* The request:
Copy each line exactly. Leave nothing out.

-----

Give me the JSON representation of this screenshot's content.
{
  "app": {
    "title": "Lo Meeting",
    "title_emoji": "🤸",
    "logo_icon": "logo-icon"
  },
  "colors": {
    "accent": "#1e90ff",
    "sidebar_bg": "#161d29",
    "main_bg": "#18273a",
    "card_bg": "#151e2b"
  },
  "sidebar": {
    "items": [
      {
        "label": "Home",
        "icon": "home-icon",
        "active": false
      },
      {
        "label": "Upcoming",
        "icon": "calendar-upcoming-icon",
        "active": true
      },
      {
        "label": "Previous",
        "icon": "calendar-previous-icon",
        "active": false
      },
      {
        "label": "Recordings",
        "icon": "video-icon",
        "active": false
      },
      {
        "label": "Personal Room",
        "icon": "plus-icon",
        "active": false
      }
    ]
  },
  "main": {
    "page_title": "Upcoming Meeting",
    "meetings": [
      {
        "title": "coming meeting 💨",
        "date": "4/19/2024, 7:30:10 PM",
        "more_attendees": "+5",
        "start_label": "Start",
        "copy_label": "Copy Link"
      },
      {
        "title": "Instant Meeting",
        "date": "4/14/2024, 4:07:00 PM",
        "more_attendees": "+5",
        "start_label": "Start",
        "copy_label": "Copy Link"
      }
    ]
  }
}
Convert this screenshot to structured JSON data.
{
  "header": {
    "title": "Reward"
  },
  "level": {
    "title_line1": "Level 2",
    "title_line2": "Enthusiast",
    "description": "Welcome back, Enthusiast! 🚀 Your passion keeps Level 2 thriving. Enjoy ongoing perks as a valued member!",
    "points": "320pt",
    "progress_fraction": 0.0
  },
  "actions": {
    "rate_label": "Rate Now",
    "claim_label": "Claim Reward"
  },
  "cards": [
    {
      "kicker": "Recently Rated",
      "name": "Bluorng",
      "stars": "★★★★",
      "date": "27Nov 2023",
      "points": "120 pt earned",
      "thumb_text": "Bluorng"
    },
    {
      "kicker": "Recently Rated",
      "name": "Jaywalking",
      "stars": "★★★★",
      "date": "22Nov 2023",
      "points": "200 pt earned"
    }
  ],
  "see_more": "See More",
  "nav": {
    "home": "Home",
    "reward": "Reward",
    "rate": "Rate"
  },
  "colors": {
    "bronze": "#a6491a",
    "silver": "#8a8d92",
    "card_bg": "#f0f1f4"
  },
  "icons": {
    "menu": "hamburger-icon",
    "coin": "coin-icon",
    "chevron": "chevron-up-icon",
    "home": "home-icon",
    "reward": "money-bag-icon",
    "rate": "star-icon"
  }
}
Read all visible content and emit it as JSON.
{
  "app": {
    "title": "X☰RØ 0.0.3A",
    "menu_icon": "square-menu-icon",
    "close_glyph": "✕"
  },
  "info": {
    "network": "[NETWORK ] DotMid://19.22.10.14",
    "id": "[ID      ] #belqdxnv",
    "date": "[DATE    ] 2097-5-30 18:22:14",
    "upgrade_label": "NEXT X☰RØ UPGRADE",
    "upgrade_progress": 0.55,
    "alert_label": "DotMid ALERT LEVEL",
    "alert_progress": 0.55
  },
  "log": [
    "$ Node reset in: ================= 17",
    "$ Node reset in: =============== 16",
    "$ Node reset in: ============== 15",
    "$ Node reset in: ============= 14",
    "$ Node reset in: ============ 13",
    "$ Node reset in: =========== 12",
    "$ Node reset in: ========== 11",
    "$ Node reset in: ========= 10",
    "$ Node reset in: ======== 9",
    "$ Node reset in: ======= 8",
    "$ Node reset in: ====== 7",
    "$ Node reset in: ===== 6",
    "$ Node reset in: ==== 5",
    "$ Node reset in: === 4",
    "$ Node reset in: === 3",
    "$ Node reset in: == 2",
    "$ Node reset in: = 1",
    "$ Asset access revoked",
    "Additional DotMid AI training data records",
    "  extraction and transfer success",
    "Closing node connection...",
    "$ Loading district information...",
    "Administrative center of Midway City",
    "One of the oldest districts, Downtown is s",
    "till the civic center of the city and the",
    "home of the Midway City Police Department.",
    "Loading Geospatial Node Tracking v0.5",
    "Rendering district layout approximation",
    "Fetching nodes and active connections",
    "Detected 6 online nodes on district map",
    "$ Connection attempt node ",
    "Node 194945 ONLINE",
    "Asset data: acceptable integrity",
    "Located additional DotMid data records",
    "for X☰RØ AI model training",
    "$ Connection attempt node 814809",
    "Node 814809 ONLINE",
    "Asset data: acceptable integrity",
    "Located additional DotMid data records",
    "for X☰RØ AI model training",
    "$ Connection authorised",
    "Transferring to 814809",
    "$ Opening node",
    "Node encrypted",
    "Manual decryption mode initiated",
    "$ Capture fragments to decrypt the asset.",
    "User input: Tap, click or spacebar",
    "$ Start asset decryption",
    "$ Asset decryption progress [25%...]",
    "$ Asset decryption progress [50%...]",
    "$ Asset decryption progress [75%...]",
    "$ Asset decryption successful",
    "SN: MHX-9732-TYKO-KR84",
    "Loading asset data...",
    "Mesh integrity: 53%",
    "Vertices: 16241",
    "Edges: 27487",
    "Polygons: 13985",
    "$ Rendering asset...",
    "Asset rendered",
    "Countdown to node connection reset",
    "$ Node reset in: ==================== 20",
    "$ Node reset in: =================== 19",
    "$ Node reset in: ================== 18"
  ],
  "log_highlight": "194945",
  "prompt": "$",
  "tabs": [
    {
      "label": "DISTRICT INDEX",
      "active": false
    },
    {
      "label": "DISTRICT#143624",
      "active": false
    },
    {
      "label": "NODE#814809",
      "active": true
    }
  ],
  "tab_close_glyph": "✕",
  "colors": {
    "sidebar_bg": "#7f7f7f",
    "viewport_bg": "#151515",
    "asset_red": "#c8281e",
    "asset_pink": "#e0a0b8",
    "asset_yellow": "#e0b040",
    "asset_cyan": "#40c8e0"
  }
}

-----

* Final answer:
Give me the JSON representation of this screenshot's content.
{
  "app": {
    "title": "Lo Meeting",
    "title_emoji": "🤸",
    "logo_icon": "logo-icon"
  },
  "colors": {
    "accent": "#1e90ff",
    "sidebar_bg": "#161d29",
    "main_bg": "#18273a",
    "card_bg": "#151e2b"
  },
  "sidebar": {
    "items": [
      {
        "label": "Home",
        "icon": "home-icon",
        "active": false
      },
      {
        "label": "Upcoming",
        "icon": "calendar-upcoming-icon",
        "active": true
      },
      {
        "label": "Previous",
        "icon": "calendar-previous-icon",
        "active": false
      },
      {
        "label": "Recordings",
        "icon": "video-icon",
        "active": false
      },
      {
        "label": "Personal Room",
        "icon": "plus-icon",
        "active": false
      }
    ]
  },
  "main": {
    "page_title": "Upcoming Meeting",
    "meetings": [
      {
        "title": "coming meeting 💨",
        "date": "4/19/2024, 7:30:10 PM",
        "more_attendees": "+5",
        "start_label": "Start",
        "copy_label": "Copy Link"
      },
      {
        "title": "Instant Meeting",
        "date": "4/14/2024, 4:07:00 PM",
        "more_attendees": "+5",
        "start_label": "Start",
        "copy_label": "Copy Link"
      }
    ]
  }
}
Convert this screenshot to structured JSON data.
{
  "header": {
    "title": "Reward"
  },
  "level": {
    "title_line1": "Level 2",
    "title_line2": "Enthusiast",
    "description": "Welcome back, Enthusiast! 🚀 Your passion keeps Level 2 thriving. Enjoy ongoing perks as a valued member!",
    "points": "320pt",
    "progress_fraction": 0.0
  },
  "actions": {
    "rate_label": "Rate Now",
    "claim_label": "Claim Reward"
  },
  "cards": [
    {
      "kicker": "Recently Rated",
      "name": "Bluorng",
      "stars": "★★★★",
      "date": "27Nov 2023",
      "points": "120 pt earned",
      "thumb_text": "Bluorng"
    },
    {
      "kicker": "Recently Rated",
      "name": "Jaywalking",
      "stars": "★★★★",
      "date": "22Nov 2023",
      "points": "200 pt earned"
    }
  ],
  "see_more": "See More",
  "nav": {
    "home": "Home",
    "reward": "Reward",
    "rate": "Rate"
  },
  "colors": {
    "bronze": "#a6491a",
    "silver": "#8a8d92",
    "card_bg": "#f0f1f4"
  },
  "icons": {
    "menu": "hamburger-icon",
    "coin": "coin-icon",
    "chevron": "chevron-up-icon",
    "home": "home-icon",
    "reward": "money-bag-icon",
    "rate": "star-icon"
  }
}
Read all visible content and emit it as JSON.
{
  "app": {
    "title": "X☰RØ 0.0.3A",
    "menu_icon": "square-menu-icon",
    "close_glyph": "✕"
  },
  "info": {
    "network": "[NETWORK ] DotMid://19.22.10.14",
    "id": "[ID      ] #belqdxnv",
    "date": "[DATE    ] 2097-5-30 18:22:14",
    "upgrade_label": "NEXT X☰RØ UPGRADE",
    "upgrade_progress": 0.55,
    "alert_label": "DotMid ALERT LEVEL",
    "alert_progress": 0.55
  },
  "log": [
    "$ Node reset in: ================= 17",
    "$ Node reset in: =============== 16",
    "$ Node reset in: ============== 15",
    "$ Node reset in: ============= 14",
    "$ Node reset in: ============ 13",
    "$ Node reset in: =========== 12",
    "$ Node reset in: ========== 11",
    "$ Node reset in: ========= 10",
    "$ Node reset in: ======== 9",
    "$ Node reset in: ======= 8",
    "$ Node reset in: ====== 7",
    "$ Node reset in: ===== 6",
    "$ Node reset in: ==== 5",
    "$ Node reset in: === 4",
    "$ Node reset in: === 3",
    "$ Node reset in: == 2",
    "$ Node reset in: = 1",
    "$ Asset access revoked",
    "Additional DotMid AI training data records",
    "  extraction and transfer success",
    "Closing node connection...",
    "$ Loading district information...",
    "Administrative center of Midway City",
    "One of the oldest districts, Downtown is s",
    "till the civic center of the city and the",
    "home of the Midway City Police Department.",
    "Loading Geospatial Node Tracking v0.5",
    "Rendering district layout approximation",
    "Fetching nodes and active connections",
    "Detected 6 online nodes on district map",
    "$ Connection attempt node ",
    "Node 194945 ONLINE",
    "Asset data: acceptable integrity",
    "Located additional DotMid data records",
    "for X☰RØ AI model training",
    "$ Connection attempt node 814809",
    "Node 814809 ONLINE",
    "Asset data: acceptable integrity",
    "Located additional DotMid data records",
    "for X☰RØ AI model training",
    "$ Connection authorised",
    "Transferring to 814809",
    "$ Opening node",
    "Node encrypted",
    "Manual decryption mode initiated",
    "$ Capture fragments to decrypt the asset.",
    "User input: Tap, click or spacebar",
    "$ Start asset decryption",
    "$ Asset decryption progress [25%...]",
    "$ Asset decryption progress [50%...]",
    "$ Asset decryption progress [75%...]",
    "$ Asset decryption successful",
    "SN: MHX-9732-TYKO-KR84",
    "Loading asset data...",
    "Mesh integrity: 53%",
    "Vertices: 16241",
    "Edges: 27487",
    "Polygons: 13985",
    "$ Rendering asset...",
    "Asset rendered",
    "Countdown to node connection reset",
    "$ Node reset in: ==================== 20",
    "$ Node reset in: =================== 19",
    "$ Node reset in: ================== 18"
  ],
  "log_highlight": "194945",
  "prompt": "$",
  "tabs": [
    {
      "label": "DISTRICT INDEX",
      "active": false
    },
    {
      "label": "DISTRICT#143624",
      "active": false
    },
    {
      "label": "NODE#814809",
      "active": true
    }
  ],
  "tab_close_glyph": "✕",
  "colors": {
    "sidebar_bg": "#7f7f7f",
    "viewport_bg": "#151515",
    "asset_red": "#c8281e",
    "asset_pink": "#e0a0b8",
    "asset_yellow": "#e0b040",
    "asset_cyan": "#40c8e0"
  }
}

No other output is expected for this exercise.